__What this task involves__:
Every line of the listing must be reproduced as it stands. Leave the images behind.

__Material__:

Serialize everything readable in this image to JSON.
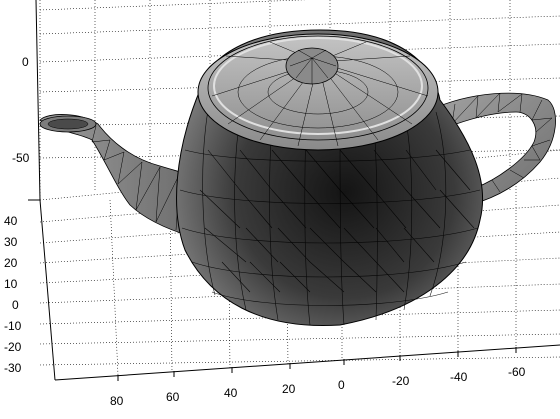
{
  "figure": {
    "axes": {
      "z_ticks": [
        "0",
        "-50"
      ],
      "y_ticks": [
        "40",
        "30",
        "20",
        "10",
        "0",
        "-10",
        "-20",
        "-30"
      ],
      "x_ticks": [
        "80",
        "60",
        "40",
        "20",
        "0",
        "-20",
        "-40",
        "-60"
      ]
    },
    "colors": {
      "background": "#ffffff",
      "grid": "#000000",
      "mesh_edge": "#000000",
      "surface_light": "#a9a9a9",
      "surface_mid": "#6e6e6e",
      "surface_dark": "#1e1e1e"
    },
    "object": "teapot-mesh",
    "grid": true
  }
}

__Exercise response__:
Serialize everything readable in this image to JSON.
{
  "figure": {
    "axes": {
      "z_ticks": [
        "0",
        "-50"
      ],
      "y_ticks": [
        "40",
        "30",
        "20",
        "10",
        "0",
        "-10",
        "-20",
        "-30"
      ],
      "x_ticks": [
        "80",
        "60",
        "40",
        "20",
        "0",
        "-20",
        "-40",
        "-60"
      ]
    },
    "colors": {
      "background": "#ffffff",
      "grid": "#000000",
      "mesh_edge": "#000000",
      "surface_light": "#a9a9a9",
      "surface_mid": "#6e6e6e",
      "surface_dark": "#1e1e1e"
    },
    "object": "teapot-mesh",
    "grid": true
  }
}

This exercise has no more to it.